* EXERCISE BRIEF: Extract, from the records beneath this instruction, each line that contains the word "format".

+++ DATA SHOWN +++

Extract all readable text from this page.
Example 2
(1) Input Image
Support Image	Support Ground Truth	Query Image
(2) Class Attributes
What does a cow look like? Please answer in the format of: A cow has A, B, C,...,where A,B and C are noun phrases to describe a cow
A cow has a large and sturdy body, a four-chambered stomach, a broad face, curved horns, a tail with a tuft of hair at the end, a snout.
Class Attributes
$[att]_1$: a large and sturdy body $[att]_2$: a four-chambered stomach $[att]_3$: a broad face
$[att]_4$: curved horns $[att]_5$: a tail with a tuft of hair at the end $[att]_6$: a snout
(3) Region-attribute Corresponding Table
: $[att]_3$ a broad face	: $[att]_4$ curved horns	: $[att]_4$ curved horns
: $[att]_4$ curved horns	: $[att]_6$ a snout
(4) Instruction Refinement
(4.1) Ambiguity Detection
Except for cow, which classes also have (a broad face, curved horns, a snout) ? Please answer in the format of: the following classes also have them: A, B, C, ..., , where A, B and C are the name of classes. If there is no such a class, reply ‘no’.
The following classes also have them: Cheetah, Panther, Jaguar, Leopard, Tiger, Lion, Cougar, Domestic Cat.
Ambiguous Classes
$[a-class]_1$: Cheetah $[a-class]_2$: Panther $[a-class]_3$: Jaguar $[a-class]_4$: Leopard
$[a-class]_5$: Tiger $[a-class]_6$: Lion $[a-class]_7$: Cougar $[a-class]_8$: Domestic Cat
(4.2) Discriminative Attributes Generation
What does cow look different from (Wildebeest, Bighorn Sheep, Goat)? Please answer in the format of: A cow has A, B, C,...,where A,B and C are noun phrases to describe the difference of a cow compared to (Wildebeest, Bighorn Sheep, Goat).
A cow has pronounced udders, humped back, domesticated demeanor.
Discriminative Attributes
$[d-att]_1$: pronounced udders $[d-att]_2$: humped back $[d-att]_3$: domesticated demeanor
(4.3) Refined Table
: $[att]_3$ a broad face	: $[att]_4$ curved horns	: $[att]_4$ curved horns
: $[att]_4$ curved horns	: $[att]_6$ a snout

+++

* TASK ANSWER:
What does a cow look like? Please answer in the format of: A cow has A, B, C,...,where A,B and C are noun phrases to describe a cow
Except for cow, which classes also have (a broad face, curved horns, a snout) ? Please answer in the format of: the following classes also have them: A, B, C, ..., , where A, B and C are the name of classes. If there is no such a class, reply ‘no’.
What does cow look different from (Wildebeest, Bighorn Sheep, Goat)? Please answer in the format of: A cow has A, B, C,...,where A,B and C are noun phrases to describe the difference of a cow compared to (Wildebeest, Bighorn Sheep, Goat).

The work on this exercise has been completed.